Request:
Reproduce every entry exactly, without alteration.

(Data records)
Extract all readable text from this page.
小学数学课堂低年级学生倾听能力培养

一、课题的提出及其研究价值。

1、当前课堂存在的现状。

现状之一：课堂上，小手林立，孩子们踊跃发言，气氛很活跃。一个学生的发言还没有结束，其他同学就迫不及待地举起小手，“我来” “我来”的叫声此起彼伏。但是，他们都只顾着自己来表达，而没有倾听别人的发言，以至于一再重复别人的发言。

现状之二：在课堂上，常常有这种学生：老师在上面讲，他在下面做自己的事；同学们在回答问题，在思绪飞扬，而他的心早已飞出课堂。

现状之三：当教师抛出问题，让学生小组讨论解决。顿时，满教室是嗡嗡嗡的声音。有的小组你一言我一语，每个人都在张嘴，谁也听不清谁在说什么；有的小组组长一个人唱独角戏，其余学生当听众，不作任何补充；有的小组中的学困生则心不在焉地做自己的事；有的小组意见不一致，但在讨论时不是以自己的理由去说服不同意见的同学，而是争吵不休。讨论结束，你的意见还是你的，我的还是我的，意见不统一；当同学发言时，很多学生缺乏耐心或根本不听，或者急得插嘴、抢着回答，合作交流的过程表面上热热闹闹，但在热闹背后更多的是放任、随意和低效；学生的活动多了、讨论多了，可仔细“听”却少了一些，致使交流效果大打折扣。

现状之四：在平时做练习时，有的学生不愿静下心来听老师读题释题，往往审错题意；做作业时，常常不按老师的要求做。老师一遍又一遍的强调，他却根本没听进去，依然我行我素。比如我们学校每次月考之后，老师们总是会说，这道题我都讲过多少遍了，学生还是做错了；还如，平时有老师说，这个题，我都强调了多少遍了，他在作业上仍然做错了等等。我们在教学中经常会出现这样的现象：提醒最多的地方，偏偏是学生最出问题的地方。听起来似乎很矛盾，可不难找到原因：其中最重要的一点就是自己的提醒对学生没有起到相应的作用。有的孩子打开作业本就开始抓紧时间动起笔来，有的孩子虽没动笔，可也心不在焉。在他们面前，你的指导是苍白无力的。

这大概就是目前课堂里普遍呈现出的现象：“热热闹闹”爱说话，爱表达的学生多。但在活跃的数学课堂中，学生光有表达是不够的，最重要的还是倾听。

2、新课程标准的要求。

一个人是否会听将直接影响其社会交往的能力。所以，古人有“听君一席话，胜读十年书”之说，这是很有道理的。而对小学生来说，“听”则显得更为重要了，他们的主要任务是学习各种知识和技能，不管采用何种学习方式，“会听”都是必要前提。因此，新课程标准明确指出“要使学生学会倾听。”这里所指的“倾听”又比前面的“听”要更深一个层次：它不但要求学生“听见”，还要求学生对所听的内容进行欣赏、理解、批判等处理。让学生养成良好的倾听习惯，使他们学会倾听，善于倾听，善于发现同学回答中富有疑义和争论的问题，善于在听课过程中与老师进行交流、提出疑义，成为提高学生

Correct result:
Extract all readable text from this page.
小学数学课堂低年级学生倾听能力培养

一、课题的提出及其研究价值。

1、当前课堂存在的现状。

现状之一：课堂上，小手林立，孩子们踊跃发言，气氛很活跃。一个学生的发言还没有结束，其他同学就迫不及待地举起小手，“我来” “我来”的叫声此起彼伏。但是，他们都只顾着自己来表达，而没有倾听别人的发言，以至于一再重复别人的发言。

现状之二：在课堂上，常常有这种学生：老师在上面讲，他在下面做自己的事；同学们在回答问题，在思绪飞扬，而他的心早已飞出课堂。

现状之三：当教师抛出问题，让学生小组讨论解决。顿时，满教室是嗡嗡嗡的声音。有的小组你一言我一语，每个人都在张嘴，谁也听不清谁在说什么；有的小组组长一个人唱独角戏，其余学生当听众，不作任何补充；有的小组中的学困生则心不在焉地做自己的事；有的小组意见不一致，但在讨论时不是以自己的理由去说服不同意见的同学，而是争吵不休。讨论结束，你的意见还是你的，我的还是我的，意见不统一；当同学发言时，很多学生缺乏耐心或根本不听，或者急得插嘴、抢着回答，合作交流的过程表面上热热闹闹，但在热闹背后更多的是放任、随意和低效；学生的活动多了、讨论多了，可仔细“听”却少了一些，致使交流效果大打折扣。

现状之四：在平时做练习时，有的学生不愿静下心来听老师读题释题，往往审错题意；做作业时，常常不按老师的要求做。老师一遍又一遍的强调，他却根本没听进去，依然我行我素。比如我们学校每次月考之后，老师们总是会说，这道题我都讲过多少遍了，学生还是做错了；还如，平时有老师说，这个题，我都强调了多少遍了，他在作业上仍然做错了等等。我们在教学中经常会出现这样的现象：提醒最多的地方，偏偏是学生最出问题的地方。听起来似乎很矛盾，可不难找到原因：其中最重要的一点就是自己的提醒对学生没有起到相应的作用。有的孩子打开作业本就开始抓紧时间动起笔来，有的孩子虽没动笔，可也心不在焉。在他们面前，你的指导是苍白无力的。

这大概就是目前课堂里普遍呈现出的现象：“热热闹闹”爱说话，爱表达的学生多。但在活跃的数学课堂中，学生光有表达是不够的，最重要的还是倾听。

2、新课程标准的要求。

一个人是否会听将直接影响其社会交往的能力。所以，古人有“听君一席话，胜读十年书”之说，这是很有道理的。而对小学生来说，“听”则显得更为重要了，他们的主要任务是学习各种知识和技能，不管采用何种学习方式，“会听”都是必要前提。因此，新课程标准明确指出“要使学生学会倾听。”这里所指的“倾听”又比前面的“听”要更深一个层次：它不但要求学生“听见”，还要求学生对所听的内容进行欣赏、理解、批判等处理。让学生养成良好的倾听习惯，使他们学会倾听，善于倾听，善于发现同学回答中富有疑义和争论的问题，善于在听课过程中与老师进行交流、提出疑义，成为提高学生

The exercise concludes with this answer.